Lines containing "image" are to be counted. Give the number and nothing more.

● INFORMATION PROVIDED

::::::::::

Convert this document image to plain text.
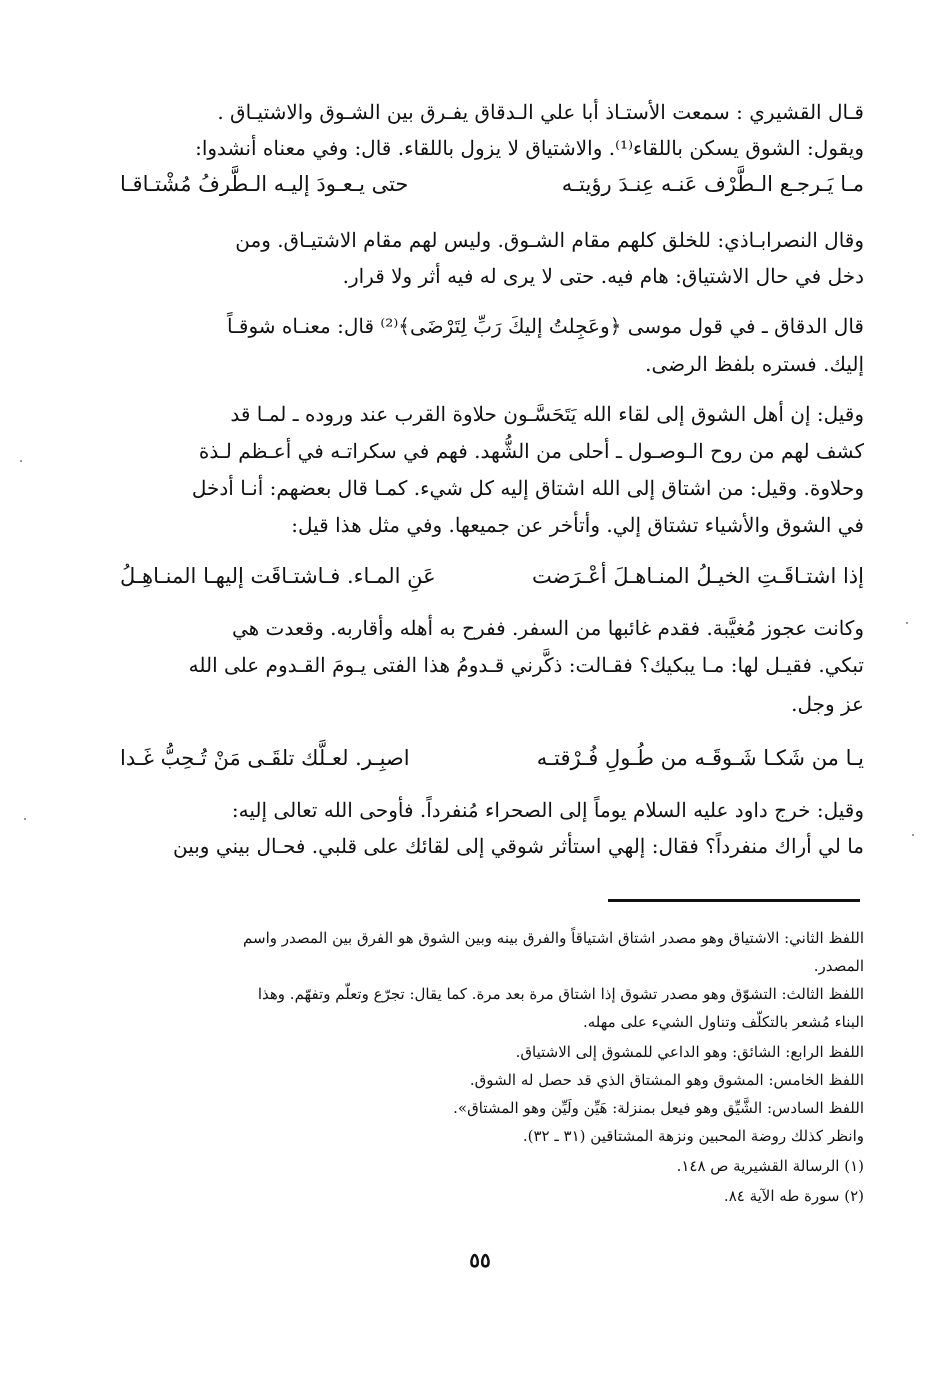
قـال القشيري : سمعت الأستـاذ أبا علي الـدقاق يفـرق بين الشـوق والاشتيـاق .
ويقول: الشوق يسكن باللقاء⁽¹⁾. والاشتياق لا يزول باللقاء. قال: وفي معناه أنشدوا:
مـا يَـرجـع الـطَّرْف عَنـه عِنـدَ رؤيتـه
حتى يـعـودَ إليـه الـطَّرفُ مُشْتـاقـا
وقال النصرابـاذي: للخلق كلهم مقام الشـوق. وليس لهم مقام الاشتيـاق. ومن
دخل في حال الاشتياق: هام فيه. حتى لا يرى له فيه أثر ولا قرار.
قال الدقاق ـ في قول موسى ﴿وعَجِلتُ إليكَ رَبِّ لِتَرْضَى﴾⁽²⁾ قال: معنـاه شوقـاً
إليك. فستره بلفظ الرضى.
وقيل: إن أهل الشوق إلى لقاء الله يَتَحَسَّـون حلاوة القرب عند وروده ـ لمـا قد
كشف لهم من روح الـوصـول ـ أحلى من الشُّهد. فهم في سكراتـه في أعـظم لـذة
وحلاوة. وقيل: من اشتاق إلى الله اشتاق إليه كل شيء. كمـا قال بعضهم: أنـا أدخل
في الشوق والأشياء تشتاق إلي. وأتأخر عن جميعها. وفي مثل هذا قيل:
إذا اشتـاقَـتِ الخيـلُ المنـاهـلَ أعْـرَضت
عَنِ المـاء. فـاشتـاقَت إليهـا المنـاهِـلُ
وكانت عجوز مُغيَّبة. فقدم غائبها من السفر. ففرح به أهله وأقاربه. وقعدت هي
تبكي. فقيـل لها: مـا يبكيك؟ فقـالت: ذكَّرني قـدومُ هذا الفتى يـومَ القـدوم على الله
عز وجل.
يـا من شَكـا شَـوقَـه من طُـولِ فُـرْقتـه
اصبِـر. لعـلَّك تلقَـى مَنْ تُـحِبُّ غَـدا
وقيل: خرج داود عليه السلام يوماً إلى الصحراء مُنفرداً. فأوحى الله تعالى إليه:
ما لي أراك منفرداً؟ فقال: إلهي استأثر شوقي إلى لقائك على قلبي. فحـال بيني وبين
اللفظ الثاني: الاشتياق وهو مصدر اشتاق اشتياقاً والفرق بينه وبين الشوق هو الفرق بين المصدر واسم
المصدر.
اللفظ الثالث: التشوّق وهو مصدر تشوق إذا اشتاق مرة بعد مرة. كما يقال: تجرّع وتعلّم وتفهّم. وهذا
البناء مُشعر بالتكلّف وتناول الشيء على مهله.
اللفظ الرابع: الشائق: وهو الداعي للمشوق إلى الاشتياق.
اللفظ الخامس: المشوق وهو المشتاق الذي قد حصل له الشوق.
اللفظ السادس: الشَّيِّق وهو فيعل بمنزلة: هَيِّن ولَيِّن وهو المشتاق».
وانظر كذلك روضة المحبين ونزهة المشتاقين (٣١ ـ ٣٢).
(١) الرسالة القشيرية ص ١٤٨.
(٢) سورة طه الآية ٨٤.
٥٥
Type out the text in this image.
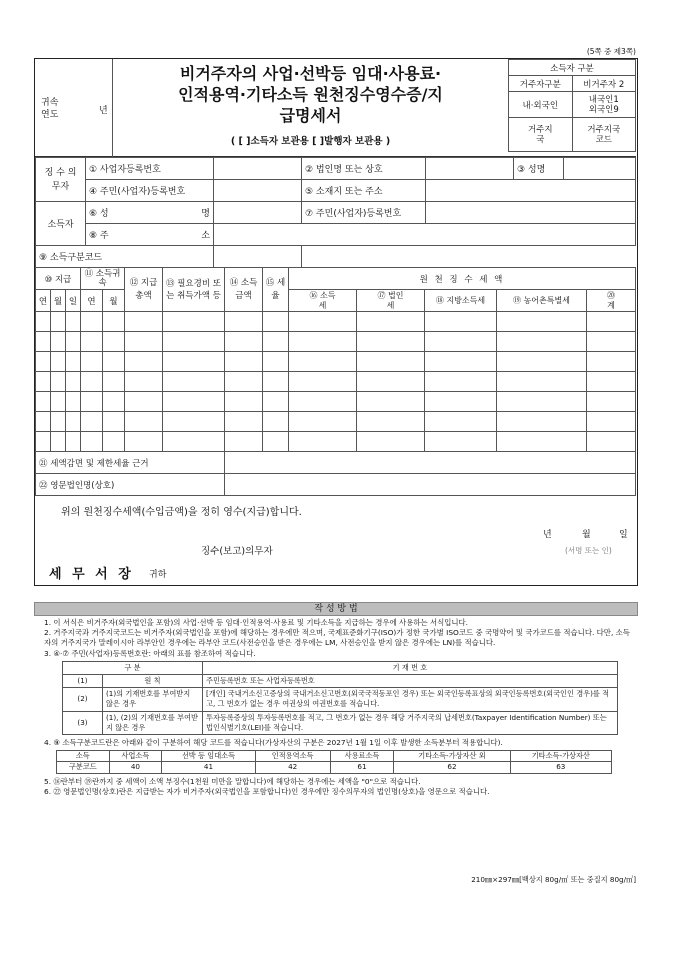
(5쪽 중 제3쪽)
귀속연도	년
비거주자의 사업·선박등 임대·사용료·
인적용역·기타소득 원천징수영수증/지
급명세서
( [ ]소득자 보관용 [ ]발행자 보관용 )
소득자 구분	
거주자구분	비거주자 2
내·외국인	내국인1
외국인9

거주지국	거주지국코드
징 수 의무자	① 사업자등록번호		② 법인명 또는 상호		③ 성명	
	④ 주민(사업자)등록번호		⑤ 소재지 또는 주소			
소득자	⑥ 성 명		⑦ 주민(사업자)등록번호			
	⑧ 주 소					

⑨ 소득구분코드						
⑩ 지급			⑪ 소득귀속		⑫ 지급총액	⑬ 필요경비 또는 취득가액 등	⑭ 소득금액	⑮ 세율	원 천 징 수 세 액				
연	월	일	연	월					⑯ 소득세	⑰ 법인세	⑱ 지방소득세	⑲ 농어촌특별세	⑳ 계

㉑ 세액감면 및 제한세율 근거													
㉒ 영문법인명(상호)													
위의 원천징수세액(수입금액)을 정히 영수(지급)합니다.
년	월	일
징수(보고)의무자	(서명 또는 인)
세 무 서 장 귀하
작 성 방 법

1. 이 서식은 비거주자(외국법인을 포함)의 사업·선박 등 임대·인적용역·사용료 및 기타소득을 지급하는 경우에 사용하는 서식입니다.

2. 거주지국과 거주지국코드는 비거주자(외국법인을 포함)에 해당하는 경우에만 적으며, 국제표준화기구(ISO)가 정한 국가별 ISO코드 중 국명약어 및 국가코드를 적습니다. 다만, 소득자의 거주지국가 말레이시아 라부안인 경우에는 라부안 코드(사전승인을 받은 경우에는 LM, 사전승인을 받지 않은 경우에는 LN)를 적습니다.

3. ④·⑦ 주민(사업자)등록번호란: 아래의 표를 참조하여 적습니다.

구 분		기 재 번 호
(1)	원 칙	주민등록번호 또는 사업자등록번호
(2)	(1)의 기재번호를 부여받지 않은 경우	[개인] 국내거소신고증상의 국내거소신고번호(외국국적동포인 경우) 또는 외국인등록표상의 외국인등록번호(외국인인 경우)를 적고, 그 번호가 없는 경우 여권상의 여권번호를 적습니다.
(3)	(1), (2)의 기재번호를 부여받지 않은 경우	투자등록증상의 투자등록번호를 적고, 그 번호가 없는 경우 해당 거주지국의 납세번호(Taxpayer Identification Number) 또는 법인식별기호(LEI)를 적습니다.

4. ⑨ 소득구분코드란은 아래와 같이 구분하여 해당 코드를 적습니다(가상자산의 구분은 2027년 1월 1일 이후 발생한 소득분부터 적용합니다).

소득	사업소득	선박 등 임대소득	인적용역소득	사용료소득	기타소득-가상자산 외	기타소득-가상자산
구분코드	40	41	42	61	62	63

5. ⑯란부터 ⑲란까지 중 세액이 소액 부징수(1천원 미만을 말합니다)에 해당하는 경우에는 세액을 "0"으로 적습니다.

6. ㉒ 영문법인명(상호)란은 지급받는 자가 비거주자(외국법인을 포함합니다)인 경우에만 징수의무자의 법인명(상호)을 영문으로 적습니다.

210㎜×297㎜[백상지 80g/㎡ 또는 중질지 80g/㎡]
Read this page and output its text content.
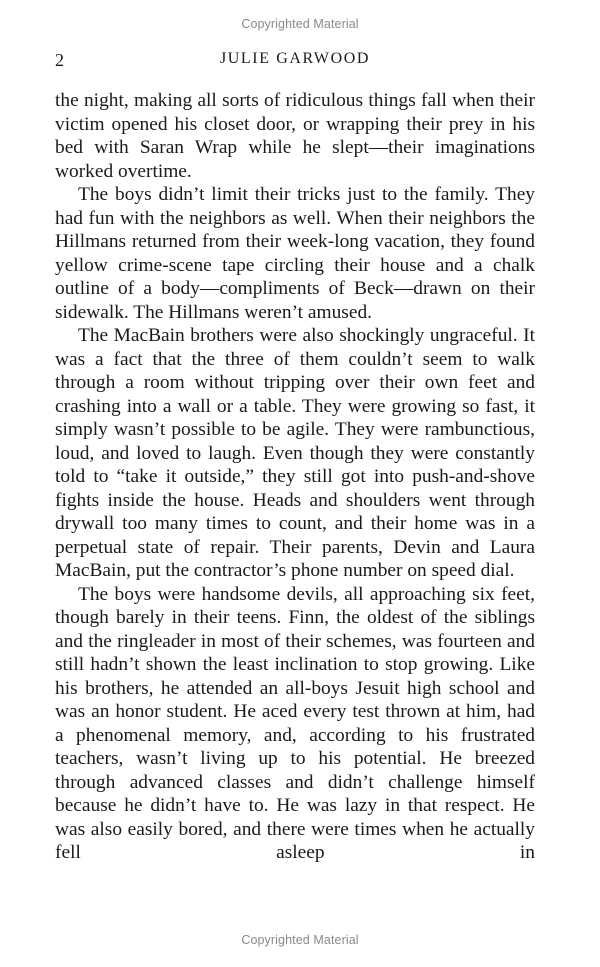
Copyrighted Material
2	JULIE GARWOOD

the night, making all sorts of ridiculous things fall when their victim opened his closet door, or wrapping their prey in his bed with Saran Wrap while he slept—their imaginations worked overtime.

The boys didn’t limit their tricks just to the family. They had fun with the neighbors as well. When their neighbors the Hillmans returned from their week-long vacation, they found yellow crime-scene tape circling their house and a chalk outline of a body—compliments of Beck—drawn on their sidewalk. The Hillmans weren’t amused.

The MacBain brothers were also shockingly ungraceful. It was a fact that the three of them couldn’t seem to walk through a room without tripping over their own feet and crashing into a wall or a table. They were growing so fast, it simply wasn’t possible to be agile. They were rambunctious, loud, and loved to laugh. Even though they were constantly told to “take it outside,” they still got into push-and-shove fights inside the house. Heads and shoulders went through drywall too many times to count, and their home was in a perpetual state of repair. Their parents, Devin and Laura MacBain, put the contractor’s phone number on speed dial.

The boys were handsome devils, all approaching six feet, though barely in their teens. Finn, the oldest of the siblings and the ringleader in most of their schemes, was fourteen and still hadn’t shown the least inclination to stop growing. Like his brothers, he attended an all-boys Jesuit high school and was an honor student. He aced every test thrown at him, had a phenomenal memory, and, according to his frustrated teachers, wasn’t living up to his potential. He breezed through advanced classes and didn’t challenge himself because he didn’t have to. He was lazy in that respect. He was also easily bored, and there were times when he actually fell asleep in

Copyrighted Material
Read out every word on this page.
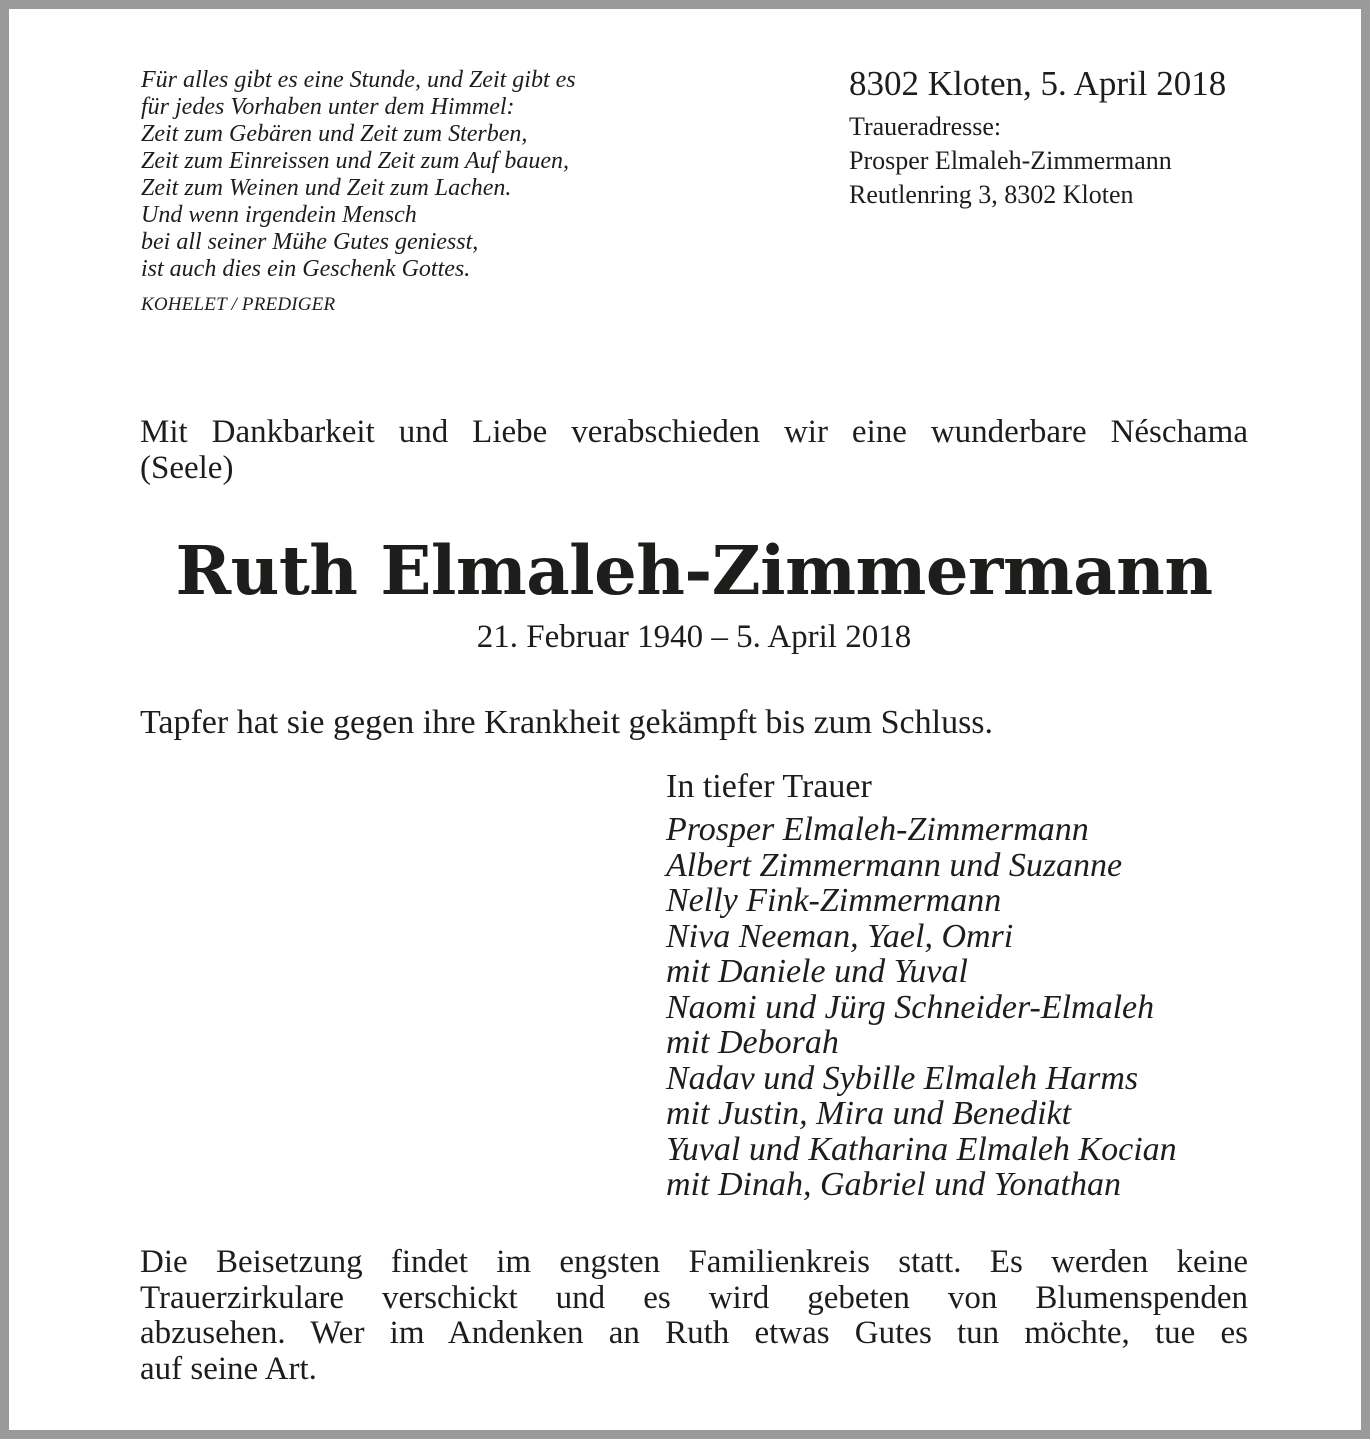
Für alles gibt es eine Stunde, und Zeit gibt es
für jedes Vorhaben unter dem Himmel:
Zeit zum Gebären und Zeit zum Sterben,
Zeit zum Einreissen und Zeit zum Auf bauen,
Zeit zum Weinen und Zeit zum Lachen.
Und wenn irgendein Mensch
bei all seiner Mühe Gutes geniesst,
ist auch dies ein Geschenk Gottes.
KOHELET / PREDIGER
8302 Kloten, 5. April 2018
Traueradresse:
Prosper Elmaleh-Zimmermann
Reutlenring 3, 8302 Kloten

Mit Dankbarkeit und Liebe verabschieden wir eine wunderbare Néschama (Seele)

Ruth Elmaleh-Zimmermann
21. Februar 1940 – 5. April 2018

Tapfer hat sie gegen ihre Krankheit gekämpft bis zum Schluss.

In tiefer Trauer
Prosper Elmaleh-Zimmermann
Albert Zimmermann und Suzanne
Nelly Fink-Zimmermann
Niva Neeman, Yael, Omri
mit Daniele und Yuval
Naomi und Jürg Schneider-Elmaleh
mit Deborah
Nadav und Sybille Elmaleh Harms
mit Justin, Mira und Benedikt
Yuval und Katharina Elmaleh Kocian
mit Dinah, Gabriel und Yonathan
Die Beisetzung findet im engsten Familienkreis statt. Es werden keine
Trauerzirkulare verschickt und es wird gebeten von Blumenspenden
abzusehen. Wer im Andenken an Ruth etwas Gutes tun möchte, tue es
auf seine Art.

::::::::::

● TASK RESPONSE
2